Rewrite the items from the line with "row-label: Объем пор, см³/г" to the line with "cell-fraction-3: 3 (700, 757, 711, 779)", renaming "table-row" to "table-line" and keeping everything else as it stands.

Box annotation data

□ □ □ □ □ □ □

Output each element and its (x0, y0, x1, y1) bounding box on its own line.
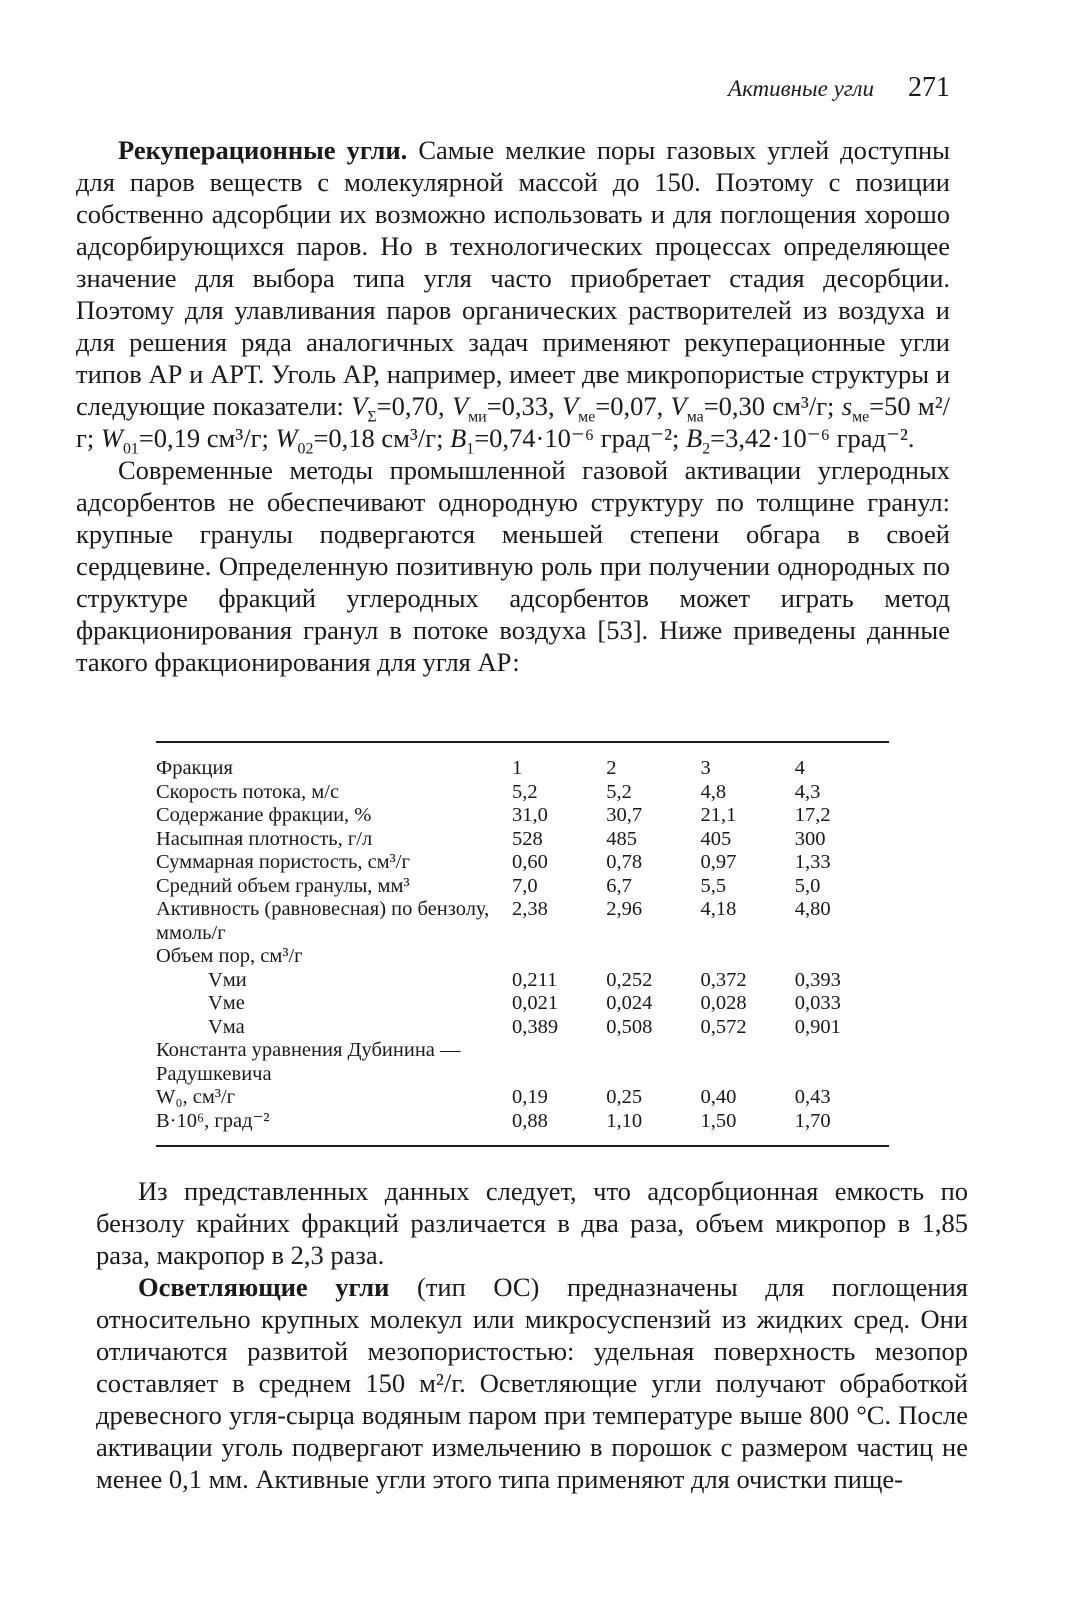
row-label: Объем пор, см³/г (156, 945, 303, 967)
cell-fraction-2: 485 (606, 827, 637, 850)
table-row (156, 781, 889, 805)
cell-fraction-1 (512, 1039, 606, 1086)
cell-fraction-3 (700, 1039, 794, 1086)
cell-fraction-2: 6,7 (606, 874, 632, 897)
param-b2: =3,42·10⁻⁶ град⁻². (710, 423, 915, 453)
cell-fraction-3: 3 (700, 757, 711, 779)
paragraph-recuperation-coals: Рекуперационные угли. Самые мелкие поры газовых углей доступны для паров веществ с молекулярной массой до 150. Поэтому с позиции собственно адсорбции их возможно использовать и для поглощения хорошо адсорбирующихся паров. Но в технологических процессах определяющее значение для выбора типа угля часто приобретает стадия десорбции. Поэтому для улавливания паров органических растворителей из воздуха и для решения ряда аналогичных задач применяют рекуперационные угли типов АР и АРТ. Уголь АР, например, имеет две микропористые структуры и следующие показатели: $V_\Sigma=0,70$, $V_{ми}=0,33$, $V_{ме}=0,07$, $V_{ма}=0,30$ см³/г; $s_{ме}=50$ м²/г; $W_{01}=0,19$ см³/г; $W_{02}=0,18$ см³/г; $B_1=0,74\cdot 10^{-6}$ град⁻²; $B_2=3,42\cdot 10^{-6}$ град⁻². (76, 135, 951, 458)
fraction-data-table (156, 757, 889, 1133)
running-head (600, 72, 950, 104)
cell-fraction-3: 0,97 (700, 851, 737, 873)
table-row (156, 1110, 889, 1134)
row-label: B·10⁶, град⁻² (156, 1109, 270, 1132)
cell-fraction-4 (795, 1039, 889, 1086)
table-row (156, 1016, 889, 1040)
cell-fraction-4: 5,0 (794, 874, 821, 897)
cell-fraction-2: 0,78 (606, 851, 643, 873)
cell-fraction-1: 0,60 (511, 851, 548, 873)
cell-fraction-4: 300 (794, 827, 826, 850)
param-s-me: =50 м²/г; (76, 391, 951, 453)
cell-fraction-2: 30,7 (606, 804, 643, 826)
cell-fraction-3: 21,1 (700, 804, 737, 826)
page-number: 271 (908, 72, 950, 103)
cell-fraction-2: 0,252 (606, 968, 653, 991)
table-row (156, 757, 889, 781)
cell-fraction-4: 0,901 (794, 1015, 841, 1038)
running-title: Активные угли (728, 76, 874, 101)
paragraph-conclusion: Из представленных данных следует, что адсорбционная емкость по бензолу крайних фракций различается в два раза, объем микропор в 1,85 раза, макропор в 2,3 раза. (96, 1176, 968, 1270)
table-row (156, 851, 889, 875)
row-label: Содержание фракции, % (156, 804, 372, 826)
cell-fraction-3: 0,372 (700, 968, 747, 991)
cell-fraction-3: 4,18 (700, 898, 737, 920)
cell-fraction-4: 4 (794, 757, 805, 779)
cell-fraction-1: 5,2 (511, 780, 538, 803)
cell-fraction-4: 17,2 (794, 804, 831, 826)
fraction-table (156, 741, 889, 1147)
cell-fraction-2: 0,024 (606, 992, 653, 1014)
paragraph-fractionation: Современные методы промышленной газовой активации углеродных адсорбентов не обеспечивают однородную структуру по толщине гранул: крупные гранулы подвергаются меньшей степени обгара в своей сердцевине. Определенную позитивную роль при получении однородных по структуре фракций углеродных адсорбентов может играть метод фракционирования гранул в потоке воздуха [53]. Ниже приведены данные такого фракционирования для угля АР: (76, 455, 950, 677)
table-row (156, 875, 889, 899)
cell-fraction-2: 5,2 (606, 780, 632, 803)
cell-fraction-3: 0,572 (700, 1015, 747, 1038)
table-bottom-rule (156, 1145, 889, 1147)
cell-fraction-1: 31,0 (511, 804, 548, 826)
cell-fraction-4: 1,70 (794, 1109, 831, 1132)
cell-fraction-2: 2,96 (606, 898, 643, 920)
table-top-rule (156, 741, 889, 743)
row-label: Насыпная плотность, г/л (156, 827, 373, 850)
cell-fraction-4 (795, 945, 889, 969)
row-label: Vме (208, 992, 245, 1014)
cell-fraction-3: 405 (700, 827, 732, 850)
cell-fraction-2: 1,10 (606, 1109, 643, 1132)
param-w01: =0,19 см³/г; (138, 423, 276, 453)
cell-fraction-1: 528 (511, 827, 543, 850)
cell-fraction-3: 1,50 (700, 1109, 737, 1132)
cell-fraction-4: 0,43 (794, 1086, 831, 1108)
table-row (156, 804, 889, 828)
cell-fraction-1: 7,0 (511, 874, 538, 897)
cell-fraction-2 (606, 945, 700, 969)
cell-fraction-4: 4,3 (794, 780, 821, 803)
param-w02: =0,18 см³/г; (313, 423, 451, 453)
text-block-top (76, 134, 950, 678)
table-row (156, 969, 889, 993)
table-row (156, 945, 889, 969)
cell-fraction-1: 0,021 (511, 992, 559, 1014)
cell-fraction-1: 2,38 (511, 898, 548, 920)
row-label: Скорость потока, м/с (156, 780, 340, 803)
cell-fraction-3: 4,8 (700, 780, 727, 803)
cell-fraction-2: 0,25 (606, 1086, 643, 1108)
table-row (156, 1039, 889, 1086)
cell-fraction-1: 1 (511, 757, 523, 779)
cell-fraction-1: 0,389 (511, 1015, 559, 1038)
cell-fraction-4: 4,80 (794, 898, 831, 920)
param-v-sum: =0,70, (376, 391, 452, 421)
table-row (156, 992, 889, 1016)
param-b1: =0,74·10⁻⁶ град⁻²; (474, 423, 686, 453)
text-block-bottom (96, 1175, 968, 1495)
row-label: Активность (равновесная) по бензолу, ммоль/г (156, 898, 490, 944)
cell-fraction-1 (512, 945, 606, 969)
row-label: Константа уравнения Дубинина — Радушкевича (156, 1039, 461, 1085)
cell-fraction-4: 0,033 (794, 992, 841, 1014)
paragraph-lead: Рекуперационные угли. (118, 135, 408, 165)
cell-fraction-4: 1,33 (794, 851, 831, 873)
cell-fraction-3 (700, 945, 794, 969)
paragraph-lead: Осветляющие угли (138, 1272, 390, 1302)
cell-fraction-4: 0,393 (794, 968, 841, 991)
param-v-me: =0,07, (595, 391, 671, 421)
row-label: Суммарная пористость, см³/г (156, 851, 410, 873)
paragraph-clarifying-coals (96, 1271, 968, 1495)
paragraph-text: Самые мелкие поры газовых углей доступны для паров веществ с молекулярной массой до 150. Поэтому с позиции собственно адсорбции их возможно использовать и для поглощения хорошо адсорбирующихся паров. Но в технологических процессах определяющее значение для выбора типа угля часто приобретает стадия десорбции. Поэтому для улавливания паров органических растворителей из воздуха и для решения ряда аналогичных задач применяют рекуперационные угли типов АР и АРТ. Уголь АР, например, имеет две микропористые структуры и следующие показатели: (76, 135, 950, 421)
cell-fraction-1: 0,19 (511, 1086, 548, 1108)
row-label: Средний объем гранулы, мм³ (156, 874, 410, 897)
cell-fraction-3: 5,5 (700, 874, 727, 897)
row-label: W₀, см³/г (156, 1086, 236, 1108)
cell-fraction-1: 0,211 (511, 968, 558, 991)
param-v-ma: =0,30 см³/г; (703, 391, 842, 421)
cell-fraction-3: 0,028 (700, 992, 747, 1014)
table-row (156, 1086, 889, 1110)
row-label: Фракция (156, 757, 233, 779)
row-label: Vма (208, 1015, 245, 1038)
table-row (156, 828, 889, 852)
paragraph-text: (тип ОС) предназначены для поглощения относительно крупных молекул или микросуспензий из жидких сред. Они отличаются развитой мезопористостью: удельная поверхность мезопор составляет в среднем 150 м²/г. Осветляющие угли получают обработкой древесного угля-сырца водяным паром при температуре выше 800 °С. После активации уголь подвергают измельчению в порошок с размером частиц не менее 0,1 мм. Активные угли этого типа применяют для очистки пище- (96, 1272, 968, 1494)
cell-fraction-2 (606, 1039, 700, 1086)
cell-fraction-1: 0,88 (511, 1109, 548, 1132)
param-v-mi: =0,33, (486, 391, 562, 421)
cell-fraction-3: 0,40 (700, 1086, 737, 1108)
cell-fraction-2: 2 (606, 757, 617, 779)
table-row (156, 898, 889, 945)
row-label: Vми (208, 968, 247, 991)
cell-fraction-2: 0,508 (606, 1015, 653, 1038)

□ □ □ □ □ □ □

» THE REPLY
row-label: Объем пор, см³/г (156, 945, 303, 967)
cell-fraction-2: 485 (606, 827, 637, 850)
table-line (156, 781, 889, 805)
cell-fraction-1 (512, 1039, 606, 1086)
cell-fraction-3 (700, 1039, 794, 1086)
cell-fraction-2: 6,7 (606, 874, 632, 897)
param-b2: =3,42·10⁻⁶ град⁻². (710, 423, 915, 453)
cell-fraction-3: 3 (700, 757, 711, 779)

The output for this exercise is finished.